● **Required work**
Rewrite the listing with every "row-checkbox" changed to "row-check-box" and everything else left unchanged.

● **Dataset extract**
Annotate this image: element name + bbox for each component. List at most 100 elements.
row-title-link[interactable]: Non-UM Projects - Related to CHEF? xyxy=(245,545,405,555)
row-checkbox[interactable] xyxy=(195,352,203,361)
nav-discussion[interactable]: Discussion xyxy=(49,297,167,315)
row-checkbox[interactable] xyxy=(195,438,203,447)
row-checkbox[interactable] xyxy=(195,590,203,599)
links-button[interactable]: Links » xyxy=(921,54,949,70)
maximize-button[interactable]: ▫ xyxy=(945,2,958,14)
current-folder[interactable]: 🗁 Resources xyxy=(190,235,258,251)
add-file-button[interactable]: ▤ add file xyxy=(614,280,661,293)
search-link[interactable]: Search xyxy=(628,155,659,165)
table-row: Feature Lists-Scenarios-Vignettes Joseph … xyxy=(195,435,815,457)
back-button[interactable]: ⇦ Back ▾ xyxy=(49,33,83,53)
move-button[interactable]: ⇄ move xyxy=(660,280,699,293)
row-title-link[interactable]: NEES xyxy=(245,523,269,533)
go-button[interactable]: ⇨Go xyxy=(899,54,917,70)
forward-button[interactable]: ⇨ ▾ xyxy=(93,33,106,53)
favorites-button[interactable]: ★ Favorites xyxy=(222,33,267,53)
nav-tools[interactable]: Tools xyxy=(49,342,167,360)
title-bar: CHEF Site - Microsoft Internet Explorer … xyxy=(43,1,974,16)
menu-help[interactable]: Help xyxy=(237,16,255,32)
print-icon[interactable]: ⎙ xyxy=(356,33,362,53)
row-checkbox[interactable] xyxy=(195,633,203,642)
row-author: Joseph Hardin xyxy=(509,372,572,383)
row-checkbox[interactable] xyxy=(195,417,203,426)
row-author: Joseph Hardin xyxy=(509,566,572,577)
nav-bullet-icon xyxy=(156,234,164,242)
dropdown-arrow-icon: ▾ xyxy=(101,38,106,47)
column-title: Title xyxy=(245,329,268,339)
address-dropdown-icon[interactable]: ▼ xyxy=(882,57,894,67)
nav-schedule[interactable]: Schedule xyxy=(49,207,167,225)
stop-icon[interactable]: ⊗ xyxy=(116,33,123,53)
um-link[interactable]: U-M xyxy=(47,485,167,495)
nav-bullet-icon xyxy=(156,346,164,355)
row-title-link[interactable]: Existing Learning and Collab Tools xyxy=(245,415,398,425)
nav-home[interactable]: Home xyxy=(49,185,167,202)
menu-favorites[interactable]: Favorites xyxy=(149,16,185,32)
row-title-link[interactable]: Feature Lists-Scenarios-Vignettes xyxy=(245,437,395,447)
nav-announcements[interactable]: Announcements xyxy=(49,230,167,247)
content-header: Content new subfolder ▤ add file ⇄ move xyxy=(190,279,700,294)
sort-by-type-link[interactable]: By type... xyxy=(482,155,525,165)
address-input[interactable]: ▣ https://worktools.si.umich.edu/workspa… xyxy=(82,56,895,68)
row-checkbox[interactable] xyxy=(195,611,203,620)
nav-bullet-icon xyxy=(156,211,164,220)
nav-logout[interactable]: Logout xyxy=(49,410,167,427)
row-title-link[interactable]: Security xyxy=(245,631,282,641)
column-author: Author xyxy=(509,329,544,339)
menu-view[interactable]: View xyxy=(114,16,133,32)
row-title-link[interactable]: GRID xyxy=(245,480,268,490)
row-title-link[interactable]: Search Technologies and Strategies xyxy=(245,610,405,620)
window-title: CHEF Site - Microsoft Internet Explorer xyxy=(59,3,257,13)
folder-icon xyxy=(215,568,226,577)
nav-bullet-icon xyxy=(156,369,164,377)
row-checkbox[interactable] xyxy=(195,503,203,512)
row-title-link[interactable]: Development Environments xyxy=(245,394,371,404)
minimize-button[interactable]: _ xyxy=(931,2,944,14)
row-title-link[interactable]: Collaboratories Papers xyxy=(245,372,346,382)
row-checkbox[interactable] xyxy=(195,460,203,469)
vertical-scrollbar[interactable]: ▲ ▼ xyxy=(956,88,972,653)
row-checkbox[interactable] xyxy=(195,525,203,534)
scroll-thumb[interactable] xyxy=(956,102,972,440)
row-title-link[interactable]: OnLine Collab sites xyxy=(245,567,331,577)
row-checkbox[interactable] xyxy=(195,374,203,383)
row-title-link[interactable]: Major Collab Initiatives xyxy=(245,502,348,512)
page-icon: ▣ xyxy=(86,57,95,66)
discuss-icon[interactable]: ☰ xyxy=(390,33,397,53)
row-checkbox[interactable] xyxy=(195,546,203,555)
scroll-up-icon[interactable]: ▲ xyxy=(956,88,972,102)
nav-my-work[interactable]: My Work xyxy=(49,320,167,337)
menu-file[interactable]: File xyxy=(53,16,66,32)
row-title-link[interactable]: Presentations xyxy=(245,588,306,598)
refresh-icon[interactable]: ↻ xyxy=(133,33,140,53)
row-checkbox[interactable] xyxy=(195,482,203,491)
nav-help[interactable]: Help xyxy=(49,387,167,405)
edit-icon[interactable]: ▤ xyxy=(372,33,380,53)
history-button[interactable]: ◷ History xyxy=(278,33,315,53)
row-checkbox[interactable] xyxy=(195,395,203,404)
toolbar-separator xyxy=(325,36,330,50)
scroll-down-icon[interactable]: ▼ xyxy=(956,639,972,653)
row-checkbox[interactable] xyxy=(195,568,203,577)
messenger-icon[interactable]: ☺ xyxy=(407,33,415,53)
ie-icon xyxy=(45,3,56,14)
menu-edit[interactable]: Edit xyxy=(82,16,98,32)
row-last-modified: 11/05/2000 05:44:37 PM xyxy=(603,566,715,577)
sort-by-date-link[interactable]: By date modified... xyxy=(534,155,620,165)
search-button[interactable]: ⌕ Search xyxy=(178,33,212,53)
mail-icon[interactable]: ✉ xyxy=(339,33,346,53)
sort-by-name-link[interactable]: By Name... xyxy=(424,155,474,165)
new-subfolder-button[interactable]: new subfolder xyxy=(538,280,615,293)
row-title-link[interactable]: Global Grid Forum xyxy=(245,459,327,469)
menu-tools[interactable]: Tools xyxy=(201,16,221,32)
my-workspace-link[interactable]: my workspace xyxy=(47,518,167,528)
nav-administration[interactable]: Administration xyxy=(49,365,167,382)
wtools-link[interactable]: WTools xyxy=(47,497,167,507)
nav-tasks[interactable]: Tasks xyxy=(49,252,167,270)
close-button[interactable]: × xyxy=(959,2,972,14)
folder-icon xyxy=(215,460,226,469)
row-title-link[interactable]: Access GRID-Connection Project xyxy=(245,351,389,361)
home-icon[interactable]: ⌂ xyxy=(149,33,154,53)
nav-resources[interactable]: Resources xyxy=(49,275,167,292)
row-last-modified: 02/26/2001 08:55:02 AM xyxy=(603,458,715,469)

● **Response**
Annotate this image: element name + bbox for each component. List at most 100 elements.
row-title-link[interactable]: Non-UM Projects - Related to CHEF? xyxy=(245,545,405,555)
row-check-box[interactable] xyxy=(195,352,203,361)
nav-discussion[interactable]: Discussion xyxy=(49,297,167,315)
row-check-box[interactable] xyxy=(195,438,203,447)
row-check-box[interactable] xyxy=(195,590,203,599)
links-button[interactable]: Links » xyxy=(921,54,949,70)
maximize-button[interactable]: ▫ xyxy=(945,2,958,14)
current-folder[interactable]: 🗁 Resources xyxy=(190,235,258,251)
add-file-button[interactable]: ▤ add file xyxy=(614,280,661,293)
search-link[interactable]: Search xyxy=(628,155,659,165)
table-row: Feature Lists-Scenarios-Vignettes Joseph … xyxy=(195,435,815,457)
back-button[interactable]: ⇦ Back ▾ xyxy=(49,33,83,53)
move-button[interactable]: ⇄ move xyxy=(660,280,699,293)
row-title-link[interactable]: NEES xyxy=(245,523,269,533)
go-button[interactable]: ⇨Go xyxy=(899,54,917,70)
forward-button[interactable]: ⇨ ▾ xyxy=(93,33,106,53)
favorites-button[interactable]: ★ Favorites xyxy=(222,33,267,53)
nav-tools[interactable]: Tools xyxy=(49,342,167,360)
title-bar: CHEF Site - Microsoft Internet Explorer … xyxy=(43,1,974,16)
menu-help[interactable]: Help xyxy=(237,16,255,32)
print-icon[interactable]: ⎙ xyxy=(356,33,362,53)
row-check-box[interactable] xyxy=(195,633,203,642)
row-author: Joseph Hardin xyxy=(509,372,572,383)
row-check-box[interactable] xyxy=(195,417,203,426)
row-author: Joseph Hardin xyxy=(509,566,572,577)
nav-bullet-icon xyxy=(156,234,164,242)
dropdown-arrow-icon: ▾ xyxy=(101,38,106,47)
column-title: Title xyxy=(245,329,268,339)
address-dropdown-icon[interactable]: ▼ xyxy=(882,57,894,67)
nav-schedule[interactable]: Schedule xyxy=(49,207,167,225)
stop-icon[interactable]: ⊗ xyxy=(116,33,123,53)
um-link[interactable]: U-M xyxy=(47,485,167,495)
nav-bullet-icon xyxy=(156,346,164,355)
row-title-link[interactable]: Existing Learning and Collab Tools xyxy=(245,415,398,425)
nav-home[interactable]: Home xyxy=(49,185,167,202)
menu-favorites[interactable]: Favorites xyxy=(149,16,185,32)
row-title-link[interactable]: Feature Lists-Scenarios-Vignettes xyxy=(245,437,395,447)
nav-announcements[interactable]: Announcements xyxy=(49,230,167,247)
content-header: Content new subfolder ▤ add file ⇄ move xyxy=(190,279,700,294)
sort-by-type-link[interactable]: By type... xyxy=(482,155,525,165)
address-input[interactable]: ▣ https://worktools.si.umich.edu/workspa… xyxy=(82,56,895,68)
row-check-box[interactable] xyxy=(195,611,203,620)
nav-bullet-icon xyxy=(156,211,164,220)
nav-logout[interactable]: Logout xyxy=(49,410,167,427)
row-title-link[interactable]: Security xyxy=(245,631,282,641)
column-author: Author xyxy=(509,329,544,339)
menu-view[interactable]: View xyxy=(114,16,133,32)
row-title-link[interactable]: GRID xyxy=(245,480,268,490)
row-title-link[interactable]: Search Technologies and Strategies xyxy=(245,610,405,620)
window-title: CHEF Site - Microsoft Internet Explorer xyxy=(59,3,257,13)
folder-icon xyxy=(215,568,226,577)
nav-bullet-icon xyxy=(156,369,164,377)
row-check-box[interactable] xyxy=(195,503,203,512)
row-title-link[interactable]: Development Environments xyxy=(245,394,371,404)
minimize-button[interactable]: _ xyxy=(931,2,944,14)
row-title-link[interactable]: Collaboratories Papers xyxy=(245,372,346,382)
row-check-box[interactable] xyxy=(195,460,203,469)
vertical-scrollbar[interactable]: ▲ ▼ xyxy=(956,88,972,653)
row-check-box[interactable] xyxy=(195,525,203,534)
scroll-thumb[interactable] xyxy=(956,102,972,440)
row-title-link[interactable]: OnLine Collab sites xyxy=(245,567,331,577)
row-check-box[interactable] xyxy=(195,374,203,383)
row-title-link[interactable]: Major Collab Initiatives xyxy=(245,502,348,512)
page-icon: ▣ xyxy=(86,57,95,66)
discuss-icon[interactable]: ☰ xyxy=(390,33,397,53)
row-check-box[interactable] xyxy=(195,546,203,555)
scroll-up-icon[interactable]: ▲ xyxy=(956,88,972,102)
nav-my-work[interactable]: My Work xyxy=(49,320,167,337)
menu-file[interactable]: File xyxy=(53,16,66,32)
row-title-link[interactable]: Presentations xyxy=(245,588,306,598)
refresh-icon[interactable]: ↻ xyxy=(133,33,140,53)
row-check-box[interactable] xyxy=(195,482,203,491)
nav-help[interactable]: Help xyxy=(49,387,167,405)
edit-icon[interactable]: ▤ xyxy=(372,33,380,53)
history-button[interactable]: ◷ History xyxy=(278,33,315,53)
row-check-box[interactable] xyxy=(195,395,203,404)
toolbar-separator xyxy=(325,36,330,50)
scroll-down-icon[interactable]: ▼ xyxy=(956,639,972,653)
row-check-box[interactable] xyxy=(195,568,203,577)
messenger-icon[interactable]: ☺ xyxy=(407,33,415,53)
ie-icon xyxy=(45,3,56,14)
menu-edit[interactable]: Edit xyxy=(82,16,98,32)
row-last-modified: 11/05/2000 05:44:37 PM xyxy=(603,566,715,577)
sort-by-date-link[interactable]: By date modified... xyxy=(534,155,620,165)
search-button[interactable]: ⌕ Search xyxy=(178,33,212,53)
mail-icon[interactable]: ✉ xyxy=(339,33,346,53)
sort-by-name-link[interactable]: By Name... xyxy=(424,155,474,165)
new-subfolder-button[interactable]: new subfolder xyxy=(538,280,615,293)
row-title-link[interactable]: Global Grid Forum xyxy=(245,459,327,469)
menu-tools[interactable]: Tools xyxy=(201,16,221,32)
my-workspace-link[interactable]: my workspace xyxy=(47,518,167,528)
nav-administration[interactable]: Administration xyxy=(49,365,167,382)
wtools-link[interactable]: WTools xyxy=(47,497,167,507)
nav-tasks[interactable]: Tasks xyxy=(49,252,167,270)
close-button[interactable]: × xyxy=(959,2,972,14)
folder-icon xyxy=(215,460,226,469)
row-title-link[interactable]: Access GRID-Connection Project xyxy=(245,351,389,361)
home-icon[interactable]: ⌂ xyxy=(149,33,154,53)
nav-resources[interactable]: Resources xyxy=(49,275,167,292)
row-last-modified: 02/26/2001 08:55:02 AM xyxy=(603,458,715,469)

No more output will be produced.